◆ GIVEN DATA

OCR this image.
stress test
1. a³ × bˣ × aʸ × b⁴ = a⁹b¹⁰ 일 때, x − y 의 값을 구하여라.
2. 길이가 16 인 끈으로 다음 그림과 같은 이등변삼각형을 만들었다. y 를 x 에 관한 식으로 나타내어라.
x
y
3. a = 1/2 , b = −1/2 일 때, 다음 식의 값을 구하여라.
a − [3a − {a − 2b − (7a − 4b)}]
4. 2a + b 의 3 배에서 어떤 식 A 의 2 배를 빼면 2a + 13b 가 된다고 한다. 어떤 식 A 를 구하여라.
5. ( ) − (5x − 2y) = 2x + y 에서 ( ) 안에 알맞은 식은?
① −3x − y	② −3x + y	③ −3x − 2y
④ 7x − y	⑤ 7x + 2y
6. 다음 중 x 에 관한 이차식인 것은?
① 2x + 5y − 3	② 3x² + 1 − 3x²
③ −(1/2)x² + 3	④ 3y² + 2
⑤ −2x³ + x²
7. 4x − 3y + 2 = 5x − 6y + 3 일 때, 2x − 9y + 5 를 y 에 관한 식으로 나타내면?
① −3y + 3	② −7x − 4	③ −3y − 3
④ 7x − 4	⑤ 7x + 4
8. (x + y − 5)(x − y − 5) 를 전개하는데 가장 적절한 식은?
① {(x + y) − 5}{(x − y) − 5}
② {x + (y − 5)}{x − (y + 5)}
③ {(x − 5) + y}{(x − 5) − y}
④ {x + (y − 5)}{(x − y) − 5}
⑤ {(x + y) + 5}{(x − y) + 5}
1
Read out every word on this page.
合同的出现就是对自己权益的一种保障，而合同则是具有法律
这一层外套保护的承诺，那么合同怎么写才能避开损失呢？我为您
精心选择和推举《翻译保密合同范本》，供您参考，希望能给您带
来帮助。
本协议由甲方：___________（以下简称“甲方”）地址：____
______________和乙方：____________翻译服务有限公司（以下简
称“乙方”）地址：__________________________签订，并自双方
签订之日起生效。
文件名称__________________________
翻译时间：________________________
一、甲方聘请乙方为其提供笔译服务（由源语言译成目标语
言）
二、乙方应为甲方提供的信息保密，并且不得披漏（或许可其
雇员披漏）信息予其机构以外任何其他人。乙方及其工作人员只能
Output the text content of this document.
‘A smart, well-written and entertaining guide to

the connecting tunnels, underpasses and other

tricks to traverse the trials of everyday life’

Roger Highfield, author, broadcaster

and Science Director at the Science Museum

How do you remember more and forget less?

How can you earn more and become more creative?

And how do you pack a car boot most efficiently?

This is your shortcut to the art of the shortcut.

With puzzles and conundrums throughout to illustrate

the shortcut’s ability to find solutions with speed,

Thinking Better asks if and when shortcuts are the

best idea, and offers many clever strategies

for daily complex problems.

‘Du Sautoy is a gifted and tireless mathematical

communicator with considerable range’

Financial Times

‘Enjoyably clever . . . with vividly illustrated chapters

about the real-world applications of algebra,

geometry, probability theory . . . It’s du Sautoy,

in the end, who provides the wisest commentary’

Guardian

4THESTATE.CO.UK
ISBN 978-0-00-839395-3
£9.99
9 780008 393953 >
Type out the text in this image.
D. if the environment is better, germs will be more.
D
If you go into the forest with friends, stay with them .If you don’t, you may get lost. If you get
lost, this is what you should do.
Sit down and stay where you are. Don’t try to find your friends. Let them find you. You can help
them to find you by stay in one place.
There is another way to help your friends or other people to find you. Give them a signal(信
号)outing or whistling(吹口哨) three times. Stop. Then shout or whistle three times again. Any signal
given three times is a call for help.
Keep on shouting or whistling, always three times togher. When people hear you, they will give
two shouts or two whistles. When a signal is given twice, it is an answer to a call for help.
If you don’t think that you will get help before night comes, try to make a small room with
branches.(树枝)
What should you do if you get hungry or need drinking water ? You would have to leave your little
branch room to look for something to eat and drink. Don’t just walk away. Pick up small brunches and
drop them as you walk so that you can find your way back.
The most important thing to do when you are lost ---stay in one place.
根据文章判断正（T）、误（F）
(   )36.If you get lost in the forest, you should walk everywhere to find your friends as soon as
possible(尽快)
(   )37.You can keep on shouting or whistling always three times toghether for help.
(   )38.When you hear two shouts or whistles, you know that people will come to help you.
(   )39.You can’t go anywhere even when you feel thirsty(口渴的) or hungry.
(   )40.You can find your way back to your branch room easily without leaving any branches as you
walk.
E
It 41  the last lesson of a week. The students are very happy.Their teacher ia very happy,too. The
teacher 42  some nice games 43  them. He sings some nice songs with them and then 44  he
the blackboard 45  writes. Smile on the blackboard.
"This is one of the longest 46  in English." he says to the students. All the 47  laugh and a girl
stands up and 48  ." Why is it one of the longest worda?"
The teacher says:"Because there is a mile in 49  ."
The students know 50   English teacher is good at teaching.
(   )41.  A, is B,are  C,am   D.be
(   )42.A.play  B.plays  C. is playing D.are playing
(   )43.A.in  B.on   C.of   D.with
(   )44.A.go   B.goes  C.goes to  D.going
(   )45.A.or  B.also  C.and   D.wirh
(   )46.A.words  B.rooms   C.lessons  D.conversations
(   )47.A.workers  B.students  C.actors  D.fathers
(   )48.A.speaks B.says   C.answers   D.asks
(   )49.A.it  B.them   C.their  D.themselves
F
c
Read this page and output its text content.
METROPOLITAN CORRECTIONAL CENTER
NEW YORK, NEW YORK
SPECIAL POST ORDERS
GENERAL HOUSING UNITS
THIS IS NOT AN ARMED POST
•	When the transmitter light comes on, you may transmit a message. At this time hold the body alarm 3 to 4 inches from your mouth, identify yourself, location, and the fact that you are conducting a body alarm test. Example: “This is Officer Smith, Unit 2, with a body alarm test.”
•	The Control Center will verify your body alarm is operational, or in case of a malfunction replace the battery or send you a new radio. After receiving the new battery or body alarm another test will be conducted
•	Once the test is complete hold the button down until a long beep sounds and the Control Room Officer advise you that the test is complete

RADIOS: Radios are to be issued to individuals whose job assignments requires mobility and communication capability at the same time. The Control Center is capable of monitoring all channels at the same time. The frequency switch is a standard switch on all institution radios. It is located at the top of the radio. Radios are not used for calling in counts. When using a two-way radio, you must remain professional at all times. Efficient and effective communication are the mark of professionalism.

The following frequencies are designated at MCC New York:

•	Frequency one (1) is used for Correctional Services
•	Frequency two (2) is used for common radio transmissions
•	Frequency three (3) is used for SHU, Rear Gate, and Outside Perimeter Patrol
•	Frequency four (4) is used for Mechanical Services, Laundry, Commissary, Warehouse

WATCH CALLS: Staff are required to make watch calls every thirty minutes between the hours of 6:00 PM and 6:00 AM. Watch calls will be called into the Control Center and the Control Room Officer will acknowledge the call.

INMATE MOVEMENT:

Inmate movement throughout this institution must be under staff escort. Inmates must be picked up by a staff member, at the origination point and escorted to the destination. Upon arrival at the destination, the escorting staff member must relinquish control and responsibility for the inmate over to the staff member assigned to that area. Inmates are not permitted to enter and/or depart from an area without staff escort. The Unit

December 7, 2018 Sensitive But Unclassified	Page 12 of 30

◆ REQUIRED TASK
Repeat the listing above without any change.

◆ ANSWER IN FULL
OCR this image.
stress test
1. a³ × bˣ × aʸ × b⁴ = a⁹b¹⁰ 일 때, x − y 의 값을 구하여라.
2. 길이가 16 인 끈으로 다음 그림과 같은 이등변삼각형을 만들었다. y 를 x 에 관한 식으로 나타내어라.
x
y
3. a = 1/2 , b = −1/2 일 때, 다음 식의 값을 구하여라.
a − [3a − {a − 2b − (7a − 4b)}]
4. 2a + b 의 3 배에서 어떤 식 A 의 2 배를 빼면 2a + 13b 가 된다고 한다. 어떤 식 A 를 구하여라.
5. ( ) − (5x − 2y) = 2x + y 에서 ( ) 안에 알맞은 식은?
① −3x − y	② −3x + y	③ −3x − 2y
④ 7x − y	⑤ 7x + 2y
6. 다음 중 x 에 관한 이차식인 것은?
① 2x + 5y − 3	② 3x² + 1 − 3x²
③ −(1/2)x² + 3	④ 3y² + 2
⑤ −2x³ + x²
7. 4x − 3y + 2 = 5x − 6y + 3 일 때, 2x − 9y + 5 를 y 에 관한 식으로 나타내면?
① −3y + 3	② −7x − 4	③ −3y − 3
④ 7x − 4	⑤ 7x + 4
8. (x + y − 5)(x − y − 5) 를 전개하는데 가장 적절한 식은?
① {(x + y) − 5}{(x − y) − 5}
② {x + (y − 5)}{x − (y + 5)}
③ {(x − 5) + y}{(x − 5) − y}
④ {x + (y − 5)}{(x − y) − 5}
⑤ {(x + y) + 5}{(x − y) + 5}
1
Read out every word on this page.
合同的出现就是对自己权益的一种保障，而合同则是具有法律
这一层外套保护的承诺，那么合同怎么写才能避开损失呢？我为您
精心选择和推举《翻译保密合同范本》，供您参考，希望能给您带
来帮助。
本协议由甲方：___________（以下简称“甲方”）地址：____
______________和乙方：____________翻译服务有限公司（以下简
称“乙方”）地址：__________________________签订，并自双方
签订之日起生效。
文件名称__________________________
翻译时间：________________________
一、甲方聘请乙方为其提供笔译服务（由源语言译成目标语
言）
二、乙方应为甲方提供的信息保密，并且不得披漏（或许可其
雇员披漏）信息予其机构以外任何其他人。乙方及其工作人员只能
Output the text content of this document.
‘A smart, well-written and entertaining guide to

the connecting tunnels, underpasses and other

tricks to traverse the trials of everyday life’

Roger Highfield, author, broadcaster

and Science Director at the Science Museum

How do you remember more and forget less?

How can you earn more and become more creative?

And how do you pack a car boot most efficiently?

This is your shortcut to the art of the shortcut.

With puzzles and conundrums throughout to illustrate

the shortcut’s ability to find solutions with speed,

Thinking Better asks if and when shortcuts are the

best idea, and offers many clever strategies

for daily complex problems.

‘Du Sautoy is a gifted and tireless mathematical

communicator with considerable range’

Financial Times

‘Enjoyably clever . . . with vividly illustrated chapters

about the real-world applications of algebra,

geometry, probability theory . . . It’s du Sautoy,

in the end, who provides the wisest commentary’

Guardian

4THESTATE.CO.UK
ISBN 978-0-00-839395-3
£9.99
9 780008 393953 >
Type out the text in this image.
D. if the environment is better, germs will be more.
D
If you go into the forest with friends, stay with them .If you don’t, you may get lost. If you get
lost, this is what you should do.
Sit down and stay where you are. Don’t try to find your friends. Let them find you. You can help
them to find you by stay in one place.
There is another way to help your friends or other people to find you. Give them a signal(信
号)outing or whistling(吹口哨) three times. Stop. Then shout or whistle three times again. Any signal
given three times is a call for help.
Keep on shouting or whistling, always three times togher. When people hear you, they will give
two shouts or two whistles. When a signal is given twice, it is an answer to a call for help.
If you don’t think that you will get help before night comes, try to make a small room with
branches.(树枝)
What should you do if you get hungry or need drinking water ? You would have to leave your little
branch room to look for something to eat and drink. Don’t just walk away. Pick up small brunches and
drop them as you walk so that you can find your way back.
The most important thing to do when you are lost ---stay in one place.
根据文章判断正（T）、误（F）
(   )36.If you get lost in the forest, you should walk everywhere to find your friends as soon as
possible(尽快)
(   )37.You can keep on shouting or whistling always three times toghether for help.
(   )38.When you hear two shouts or whistles, you know that people will come to help you.
(   )39.You can’t go anywhere even when you feel thirsty(口渴的) or hungry.
(   )40.You can find your way back to your branch room easily without leaving any branches as you
walk.
E
It 41  the last lesson of a week. The students are very happy.Their teacher ia very happy,too. The
teacher 42  some nice games 43  them. He sings some nice songs with them and then 44  he
the blackboard 45  writes. Smile on the blackboard.
"This is one of the longest 46  in English." he says to the students. All the 47  laugh and a girl
stands up and 48  ." Why is it one of the longest worda?"
The teacher says:"Because there is a mile in 49  ."
The students know 50   English teacher is good at teaching.
(   )41.  A, is B,are  C,am   D.be
(   )42.A.play  B.plays  C. is playing D.are playing
(   )43.A.in  B.on   C.of   D.with
(   )44.A.go   B.goes  C.goes to  D.going
(   )45.A.or  B.also  C.and   D.wirh
(   )46.A.words  B.rooms   C.lessons  D.conversations
(   )47.A.workers  B.students  C.actors  D.fathers
(   )48.A.speaks B.says   C.answers   D.asks
(   )49.A.it  B.them   C.their  D.themselves
F
c
Read this page and output its text content.
METROPOLITAN CORRECTIONAL CENTER
NEW YORK, NEW YORK
SPECIAL POST ORDERS
GENERAL HOUSING UNITS
THIS IS NOT AN ARMED POST
•	When the transmitter light comes on, you may transmit a message. At this time hold the body alarm 3 to 4 inches from your mouth, identify yourself, location, and the fact that you are conducting a body alarm test. Example: “This is Officer Smith, Unit 2, with a body alarm test.”
•	The Control Center will verify your body alarm is operational, or in case of a malfunction replace the battery or send you a new radio. After receiving the new battery or body alarm another test will be conducted
•	Once the test is complete hold the button down until a long beep sounds and the Control Room Officer advise you that the test is complete

RADIOS: Radios are to be issued to individuals whose job assignments requires mobility and communication capability at the same time. The Control Center is capable of monitoring all channels at the same time. The frequency switch is a standard switch on all institution radios. It is located at the top of the radio. Radios are not used for calling in counts. When using a two-way radio, you must remain professional at all times. Efficient and effective communication are the mark of professionalism.

The following frequencies are designated at MCC New York:

•	Frequency one (1) is used for Correctional Services
•	Frequency two (2) is used for common radio transmissions
•	Frequency three (3) is used for SHU, Rear Gate, and Outside Perimeter Patrol
•	Frequency four (4) is used for Mechanical Services, Laundry, Commissary, Warehouse

WATCH CALLS: Staff are required to make watch calls every thirty minutes between the hours of 6:00 PM and 6:00 AM. Watch calls will be called into the Control Center and the Control Room Officer will acknowledge the call.

INMATE MOVEMENT:

Inmate movement throughout this institution must be under staff escort. Inmates must be picked up by a staff member, at the origination point and escorted to the destination. Upon arrival at the destination, the escorting staff member must relinquish control and responsibility for the inmate over to the staff member assigned to that area. Inmates are not permitted to enter and/or depart from an area without staff escort. The Unit

December 7, 2018 Sensitive But Unclassified	Page 12 of 30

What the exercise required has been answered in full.